*Task*: List each line of the data that holds the word "конструкции".

*Task material*:
* * * * *

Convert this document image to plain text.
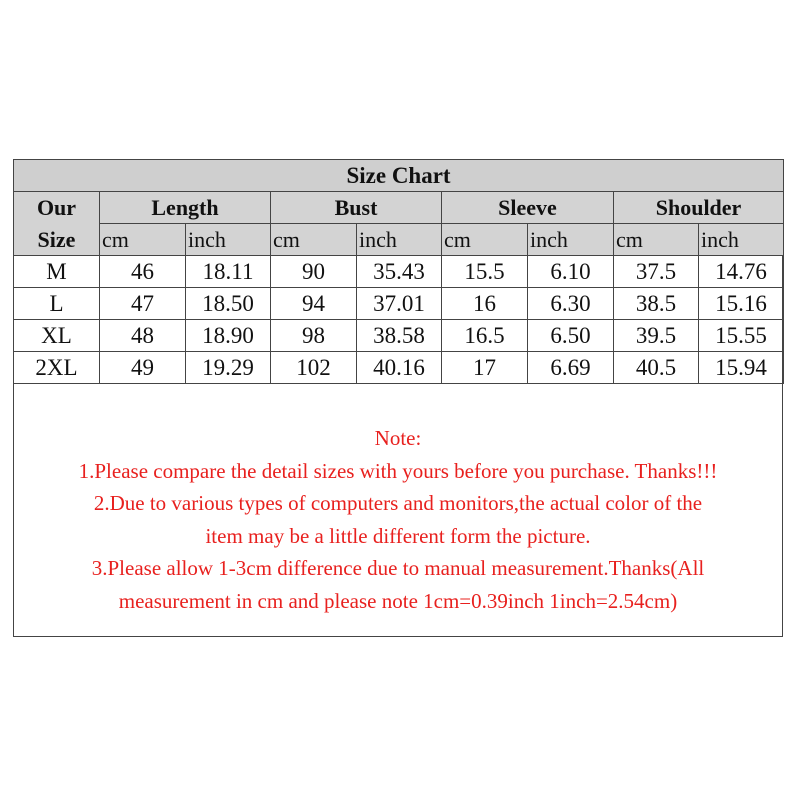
Size Chart								

Our
Size	Length		Bust		Sleeve		Shoulder	
	cm	inch	cm	inch	cm	inch	cm	inch
M	46	18.11	90	35.43	15.5	6.10	37.5	14.76
L	47	18.50	94	37.01	16	6.30	38.5	15.16
XL	48	18.90	98	38.58	16.5	6.50	39.5	15.55
2XL	49	19.29	102	40.16	17	6.69	40.5	15.94
Note:
1.Please compare the detail sizes with yours before you purchase. Thanks!!!
2.Due to various types of computers and monitors,the actual color of the
item may be a little different form the picture.
3.Please allow 1-3cm difference due to manual measurement.Thanks(All
measurement in cm and please note 1cm=0.39inch 1inch=2.54cm)
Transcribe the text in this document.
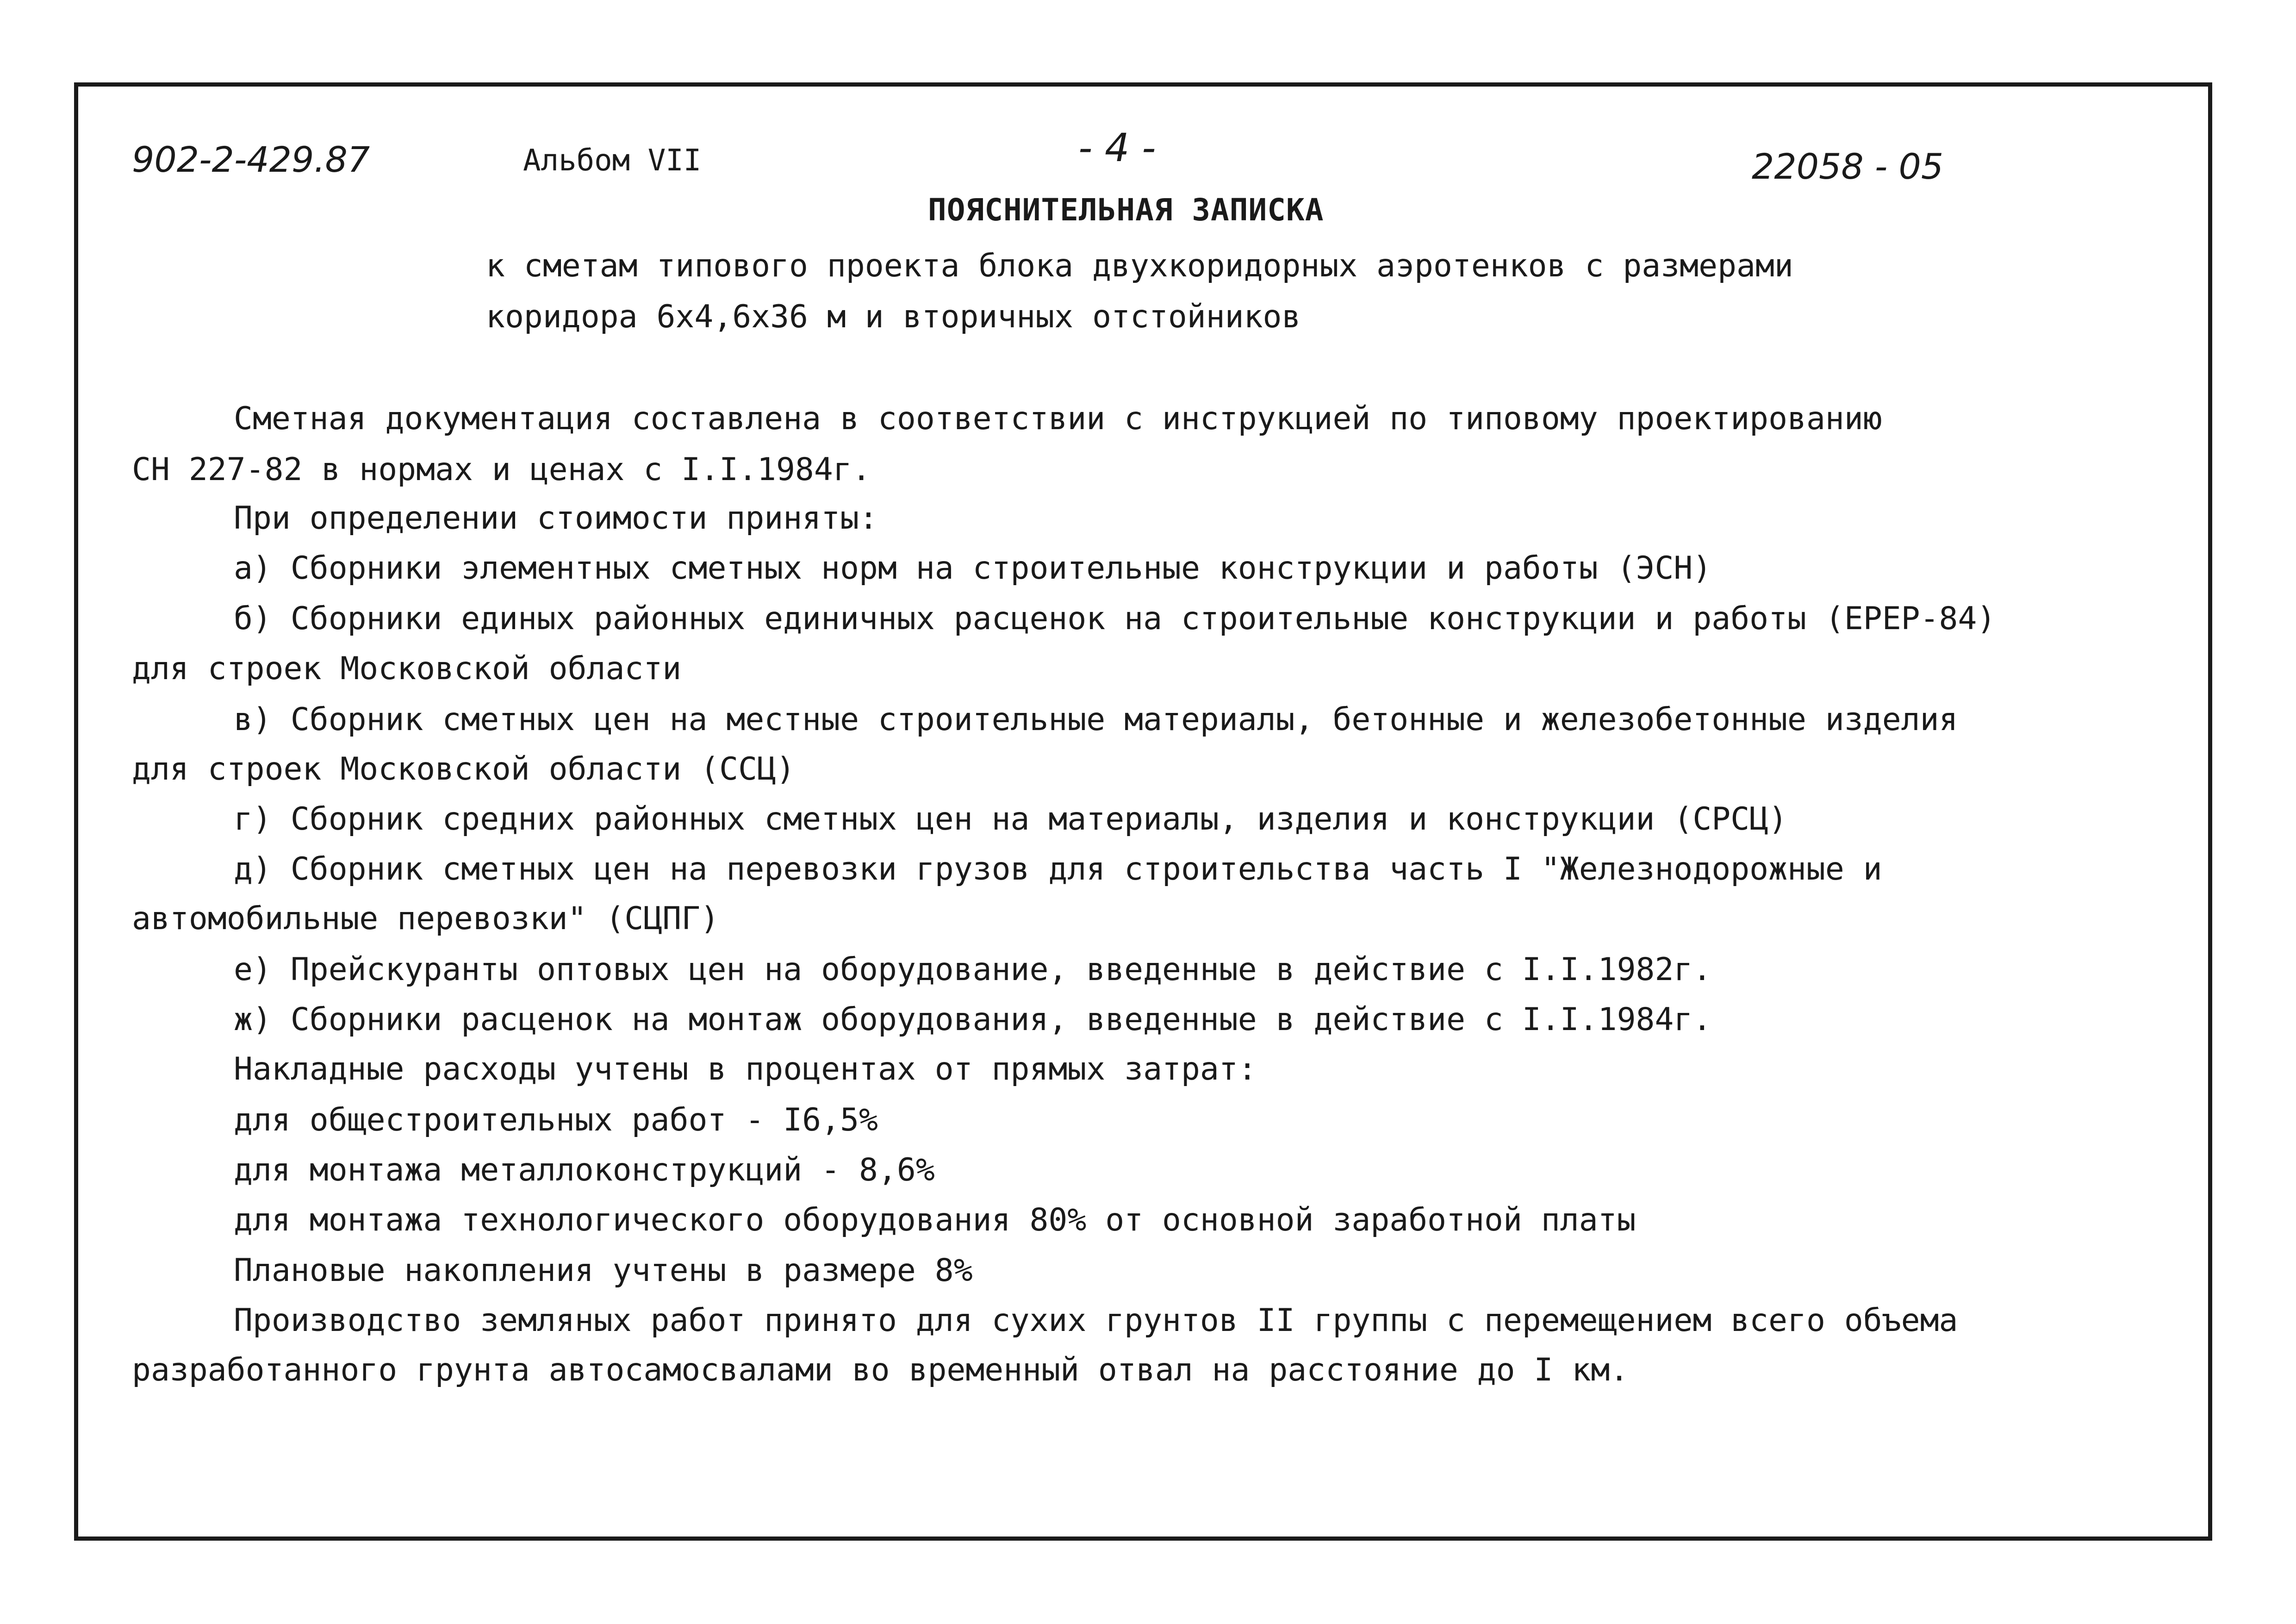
902-2-429.87	Альбом VII	- 4 -	22058 - 05
ПОЯСНИТЕЛЬНАЯ ЗАПИСКА
к сметам типового проекта блока двухкоридорных аэротенков с размерами
коридора 6х4,6х36 м и вторичных отстойников
Сметная документация составлена в соответствии с инструкцией по типовому проектированию
СН 227-82 в нормах и ценах с I.I.1984г.
При определении стоимости приняты:
а) Сборники элементных сметных норм на строительные конструкции и работы (ЭСН)
б) Сборники единых районных единичных расценок на строительные конструкции и работы (ЕРЕР-84)
для строек Московской области
в) Сборник сметных цен на местные строительные материалы, бетонные и железобетонные изделия
для строек Московской области (ССЦ)
г) Сборник средних районных сметных цен на материалы, изделия и конструкции (СРСЦ)
д) Сборник сметных цен на перевозки грузов для строительства часть I "Железнодорожные и
автомобильные перевозки" (СЦПГ)
е) Прейскуранты оптовых цен на оборудование, введенные в действие с I.I.1982г.
ж) Сборники расценок на монтаж оборудования, введенные в действие с I.I.1984г.
Накладные расходы учтены в процентах от прямых затрат:
для общестроительных работ - I6,5%
для монтажа металлоконструкций - 8,6%
для монтажа технологического оборудования 80% от основной заработной платы
Плановые накопления учтены в размере 8%
Производство земляных работ принято для сухих грунтов II группы с перемещением всего объема
разработанного грунта автосамосвалами во временный отвал на расстояние до I км.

* * * * *

*Final answer*:
а) Сборники элементных сметных норм на строительные конструкции и работы (ЭСН)
б) Сборники единых районных единичных расценок на строительные конструкции и работы (ЕРЕР-84)
г) Сборник средних районных сметных цен на материалы, изделия и конструкции (СРСЦ)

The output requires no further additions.